INSTRUCTIONS FOR THE TASK: Continue the piece on Medicare and health care spending past its final sentence.

TEXT:
= = = =
Monday, May 12, 2008

Ah, the rites of spring! Baseball, cherry blossoms and the annual report of the Medicare trustees, who duly report that Medicare is going broke. Yet each year we have the routine response of politicians and pundits who wring their hands about the unsustainable rate of growth in health care expenditures.

Here’s a typical comment: “Despite a massive increase in health expenditures together with a marked expansion in health workers over the past decade, the nation’s health has improved less than expected. The benefits have not appeared to justify the costs. … We have emphasized high-cost, hospital-based technologies ” a situation ” made all the more serious by the lack of emphasis on prevention of disease.” Those observations were not made yesterday. They were made by Dr. John Knowles in a book titled “Doing Better and Feeling Worse: Health in the United States,” published in 1975.

It is useful to look back to see far how we have come even as some things stay the same. In 1974, cardiovascular disease was the cause of 39 percent of all deaths. Today it is about 25 percent. Cerebrovascular diseases were responsible for 11 percent of deaths back then. In 2004 they caused 6.3 percent of deaths. Kidney diseases were linked to 10.4 percent of deaths and now they are associated with 1.8 percent.

Of course, the longer people live the more likely they are to die from cancer or Alzheimer’s. The percentages of deaths attributed to influenza and pneumonia have remained almost constant, as have the percentages of people dying from respiratory diseases.

In general, however, more people regard themselves in good to excellent health now than about a decade ago. Fewer people have disabilities that limit their activity or require institutionalization. More people are getting screened and treated for chronic illnesses like depression, diabetes, high cholesterol and cancer. (Hypertension seems to be an outlier.)

The percentage of people unscreened and untreated for the disease has remained constant over the past five years.) We can thank spending on medical technologies that delay or prevent the emergence of disease for many of these gains. For anyone who thinks we can spend less on health care across the board and still have these benefits, consider that in 1974 many of the drugs and surgical techniques to keep heart patients alive were not available.

As Harvard University health economist David Cutler has noted: “The average person aged 45 will live three years longer than he used to solely because medical care for cardiovascular disease has improved. Virtually every study of medical innovation suggests that changes in the nature of medical care over time are clearly worth the cost.”
= = = =
EXERCISE DATA:
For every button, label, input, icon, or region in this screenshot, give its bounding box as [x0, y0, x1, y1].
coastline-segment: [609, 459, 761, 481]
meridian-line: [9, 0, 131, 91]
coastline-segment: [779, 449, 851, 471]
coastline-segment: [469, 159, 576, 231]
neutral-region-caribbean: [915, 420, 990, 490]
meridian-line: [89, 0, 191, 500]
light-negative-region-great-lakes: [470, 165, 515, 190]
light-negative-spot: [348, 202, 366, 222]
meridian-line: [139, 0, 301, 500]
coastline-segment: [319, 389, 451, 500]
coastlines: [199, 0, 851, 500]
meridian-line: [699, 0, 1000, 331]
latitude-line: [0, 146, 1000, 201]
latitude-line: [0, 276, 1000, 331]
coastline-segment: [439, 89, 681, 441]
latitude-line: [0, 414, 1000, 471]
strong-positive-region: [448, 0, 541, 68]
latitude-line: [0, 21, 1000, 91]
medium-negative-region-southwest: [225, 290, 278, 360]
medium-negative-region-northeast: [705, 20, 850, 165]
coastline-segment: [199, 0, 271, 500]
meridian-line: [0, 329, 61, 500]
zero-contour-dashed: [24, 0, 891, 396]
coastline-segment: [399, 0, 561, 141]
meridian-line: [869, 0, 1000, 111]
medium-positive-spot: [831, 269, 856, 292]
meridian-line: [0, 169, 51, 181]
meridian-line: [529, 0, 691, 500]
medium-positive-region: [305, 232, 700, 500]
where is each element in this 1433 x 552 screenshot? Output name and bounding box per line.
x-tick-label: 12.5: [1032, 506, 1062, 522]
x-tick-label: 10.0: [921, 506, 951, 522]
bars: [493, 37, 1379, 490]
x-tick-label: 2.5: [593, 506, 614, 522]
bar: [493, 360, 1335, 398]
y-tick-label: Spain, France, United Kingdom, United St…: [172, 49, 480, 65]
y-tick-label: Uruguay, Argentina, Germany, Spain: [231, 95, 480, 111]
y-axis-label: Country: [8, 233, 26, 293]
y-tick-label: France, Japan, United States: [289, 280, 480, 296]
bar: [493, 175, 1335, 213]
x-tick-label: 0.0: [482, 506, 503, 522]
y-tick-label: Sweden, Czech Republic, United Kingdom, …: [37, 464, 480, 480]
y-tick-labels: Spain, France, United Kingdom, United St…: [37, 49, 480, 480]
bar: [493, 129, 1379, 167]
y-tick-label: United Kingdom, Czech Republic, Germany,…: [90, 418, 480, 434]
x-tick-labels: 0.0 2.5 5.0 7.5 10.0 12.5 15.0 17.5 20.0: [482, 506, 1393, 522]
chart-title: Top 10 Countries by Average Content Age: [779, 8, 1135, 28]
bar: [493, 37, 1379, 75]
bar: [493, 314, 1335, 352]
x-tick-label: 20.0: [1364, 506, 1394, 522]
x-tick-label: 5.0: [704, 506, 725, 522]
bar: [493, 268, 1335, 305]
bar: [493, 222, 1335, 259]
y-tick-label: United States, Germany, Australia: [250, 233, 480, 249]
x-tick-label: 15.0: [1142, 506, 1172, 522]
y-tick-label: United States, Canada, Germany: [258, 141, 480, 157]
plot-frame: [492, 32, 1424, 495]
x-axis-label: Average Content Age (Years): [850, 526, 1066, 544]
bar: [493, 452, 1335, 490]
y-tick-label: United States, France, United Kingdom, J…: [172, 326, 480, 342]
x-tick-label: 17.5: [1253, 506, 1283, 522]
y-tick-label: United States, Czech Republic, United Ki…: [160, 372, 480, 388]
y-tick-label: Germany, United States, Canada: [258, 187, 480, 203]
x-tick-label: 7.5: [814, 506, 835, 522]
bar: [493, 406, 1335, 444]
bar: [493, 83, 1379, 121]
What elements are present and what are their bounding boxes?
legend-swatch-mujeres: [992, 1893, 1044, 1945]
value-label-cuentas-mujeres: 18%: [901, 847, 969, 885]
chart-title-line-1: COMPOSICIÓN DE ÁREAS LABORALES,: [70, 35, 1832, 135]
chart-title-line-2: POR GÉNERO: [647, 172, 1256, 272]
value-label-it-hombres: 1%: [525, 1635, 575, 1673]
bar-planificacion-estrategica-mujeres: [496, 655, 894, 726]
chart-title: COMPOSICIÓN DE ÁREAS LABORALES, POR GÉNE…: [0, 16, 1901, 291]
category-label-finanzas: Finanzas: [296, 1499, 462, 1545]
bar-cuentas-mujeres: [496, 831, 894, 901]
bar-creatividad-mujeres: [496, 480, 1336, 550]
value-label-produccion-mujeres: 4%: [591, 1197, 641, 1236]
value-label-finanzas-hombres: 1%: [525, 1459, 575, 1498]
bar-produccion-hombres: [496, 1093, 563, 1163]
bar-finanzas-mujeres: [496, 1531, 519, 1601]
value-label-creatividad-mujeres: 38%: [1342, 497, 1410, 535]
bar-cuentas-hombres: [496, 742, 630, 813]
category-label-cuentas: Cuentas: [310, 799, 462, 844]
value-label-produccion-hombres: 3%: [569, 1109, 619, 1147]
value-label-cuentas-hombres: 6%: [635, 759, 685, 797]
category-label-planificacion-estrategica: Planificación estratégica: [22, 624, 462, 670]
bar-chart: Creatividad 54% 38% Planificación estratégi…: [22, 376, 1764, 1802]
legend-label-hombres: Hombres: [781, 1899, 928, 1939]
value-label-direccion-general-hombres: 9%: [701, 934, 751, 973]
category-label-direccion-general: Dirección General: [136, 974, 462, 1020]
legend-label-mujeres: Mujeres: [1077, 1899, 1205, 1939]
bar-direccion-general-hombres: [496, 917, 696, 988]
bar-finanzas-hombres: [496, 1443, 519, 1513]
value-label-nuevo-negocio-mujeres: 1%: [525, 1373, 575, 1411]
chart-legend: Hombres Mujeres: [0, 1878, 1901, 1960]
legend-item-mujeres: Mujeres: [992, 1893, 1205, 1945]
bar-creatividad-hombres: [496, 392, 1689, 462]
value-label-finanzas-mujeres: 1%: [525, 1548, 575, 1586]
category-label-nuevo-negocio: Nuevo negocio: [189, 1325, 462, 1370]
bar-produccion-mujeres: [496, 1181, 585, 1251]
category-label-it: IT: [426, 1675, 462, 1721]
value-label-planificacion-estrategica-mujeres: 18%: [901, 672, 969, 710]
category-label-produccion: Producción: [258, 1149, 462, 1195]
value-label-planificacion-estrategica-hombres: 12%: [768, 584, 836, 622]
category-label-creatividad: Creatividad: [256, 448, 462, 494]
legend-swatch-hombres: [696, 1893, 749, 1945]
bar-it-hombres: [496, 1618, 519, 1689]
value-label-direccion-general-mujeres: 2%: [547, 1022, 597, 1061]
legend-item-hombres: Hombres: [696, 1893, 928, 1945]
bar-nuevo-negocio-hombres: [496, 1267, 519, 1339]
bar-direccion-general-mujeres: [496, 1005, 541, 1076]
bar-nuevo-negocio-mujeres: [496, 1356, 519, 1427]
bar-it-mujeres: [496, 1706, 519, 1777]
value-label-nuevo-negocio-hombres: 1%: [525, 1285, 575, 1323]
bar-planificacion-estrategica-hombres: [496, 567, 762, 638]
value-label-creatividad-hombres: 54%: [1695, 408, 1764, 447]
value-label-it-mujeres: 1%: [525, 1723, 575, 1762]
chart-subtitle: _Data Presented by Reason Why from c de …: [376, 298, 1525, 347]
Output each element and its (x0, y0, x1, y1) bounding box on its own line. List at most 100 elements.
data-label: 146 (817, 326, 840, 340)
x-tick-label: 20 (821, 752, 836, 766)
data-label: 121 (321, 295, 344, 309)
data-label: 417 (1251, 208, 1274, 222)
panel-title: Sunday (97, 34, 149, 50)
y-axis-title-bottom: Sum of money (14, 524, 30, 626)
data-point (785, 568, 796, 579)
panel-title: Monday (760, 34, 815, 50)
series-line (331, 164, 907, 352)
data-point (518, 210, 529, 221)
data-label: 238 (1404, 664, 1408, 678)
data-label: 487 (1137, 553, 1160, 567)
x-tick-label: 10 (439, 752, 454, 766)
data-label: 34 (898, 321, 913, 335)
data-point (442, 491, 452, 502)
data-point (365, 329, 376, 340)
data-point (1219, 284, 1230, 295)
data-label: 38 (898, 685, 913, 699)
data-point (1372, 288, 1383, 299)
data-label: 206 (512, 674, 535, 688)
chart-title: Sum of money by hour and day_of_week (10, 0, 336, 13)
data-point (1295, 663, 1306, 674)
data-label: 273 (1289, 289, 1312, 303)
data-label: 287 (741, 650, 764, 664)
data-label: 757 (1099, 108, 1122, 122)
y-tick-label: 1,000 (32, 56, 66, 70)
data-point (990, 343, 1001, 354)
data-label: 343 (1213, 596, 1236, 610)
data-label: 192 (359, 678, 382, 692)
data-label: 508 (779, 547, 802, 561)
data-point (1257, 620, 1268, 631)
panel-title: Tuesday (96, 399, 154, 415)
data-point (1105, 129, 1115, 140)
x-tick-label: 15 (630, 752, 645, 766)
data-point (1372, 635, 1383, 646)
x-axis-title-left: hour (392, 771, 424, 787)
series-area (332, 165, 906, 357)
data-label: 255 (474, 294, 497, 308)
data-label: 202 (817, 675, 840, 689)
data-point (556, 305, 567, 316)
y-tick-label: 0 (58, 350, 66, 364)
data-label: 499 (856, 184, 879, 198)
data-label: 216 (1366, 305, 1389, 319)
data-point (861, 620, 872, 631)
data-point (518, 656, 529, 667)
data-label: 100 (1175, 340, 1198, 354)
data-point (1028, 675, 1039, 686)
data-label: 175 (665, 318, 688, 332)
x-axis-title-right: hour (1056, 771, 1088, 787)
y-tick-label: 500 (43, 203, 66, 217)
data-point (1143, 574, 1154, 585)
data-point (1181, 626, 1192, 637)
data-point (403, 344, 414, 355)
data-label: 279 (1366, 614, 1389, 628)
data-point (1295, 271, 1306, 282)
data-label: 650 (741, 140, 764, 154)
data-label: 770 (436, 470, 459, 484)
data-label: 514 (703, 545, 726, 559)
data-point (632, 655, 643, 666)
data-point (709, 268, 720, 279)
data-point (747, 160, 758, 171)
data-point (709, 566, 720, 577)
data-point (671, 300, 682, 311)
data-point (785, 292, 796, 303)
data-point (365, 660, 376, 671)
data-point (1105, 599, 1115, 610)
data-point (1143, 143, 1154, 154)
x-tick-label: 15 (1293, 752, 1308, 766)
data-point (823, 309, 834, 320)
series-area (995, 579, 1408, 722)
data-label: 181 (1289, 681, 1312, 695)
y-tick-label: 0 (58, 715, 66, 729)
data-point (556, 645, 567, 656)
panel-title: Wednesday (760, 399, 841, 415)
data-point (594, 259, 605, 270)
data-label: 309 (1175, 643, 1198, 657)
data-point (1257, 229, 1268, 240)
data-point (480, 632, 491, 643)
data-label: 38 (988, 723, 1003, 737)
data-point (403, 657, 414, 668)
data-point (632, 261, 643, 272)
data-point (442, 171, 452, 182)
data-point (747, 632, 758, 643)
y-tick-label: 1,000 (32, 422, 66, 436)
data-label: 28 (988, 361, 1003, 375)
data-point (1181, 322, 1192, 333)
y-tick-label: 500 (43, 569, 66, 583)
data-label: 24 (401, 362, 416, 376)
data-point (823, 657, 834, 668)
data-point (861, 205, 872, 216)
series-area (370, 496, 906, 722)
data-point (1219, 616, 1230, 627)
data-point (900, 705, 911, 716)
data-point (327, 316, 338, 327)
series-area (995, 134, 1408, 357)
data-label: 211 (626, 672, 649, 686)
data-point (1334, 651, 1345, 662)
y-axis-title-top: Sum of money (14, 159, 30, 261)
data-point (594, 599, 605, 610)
= = = =
ANSWER FOR THIS EXERCISE:
Indeed, Medicare costs could be controlled by spending more on such technologies and by keeping people healthy. Mr. Cutler notes that “people 65 years and older, who have three or more chronic illnesses, spend 30 percent more on health care than those with none.” He goes on to observe: “Medical spending in the last year of life falls from $32,000 for elderly who die young (ages 65-69) to half that amount for those who die above age 90. … If we were able to keep people healthy until age 85 or 90, when people would then succumb to pneumonia or other less costly illnesses, one could envision ample savings in end-of-life costs.”

All of this suggests that the way to reduce the rate of spending on health care was identified by Dr. Knowles more than 30 years ago. Since then, the shift toward prevention and detection has been salutary but insufficient. People are smoking less but are no more likely to exercise regularly than when Dr. Knowles wrote.

There are also more (even after accounting for those who pack on muscle) people who are severely obese. Too many people still remain unscreened for the chronic illnesses that cost so much to treat. We have not done enough to replace more expensive and invasive forms of acute care with approaches that are less expensive and time-consuming (like prescription drugs).

Too often we go to the wrong place for care and wait too long before receiving it. In particular, emergency rooms (ERs) are still full of people with scrapes, ear infections, panic attacks and breathing problems which could be taken care of in less-expensive settings. (Rates of admission to ER s are no different, whether one has insurance or not.)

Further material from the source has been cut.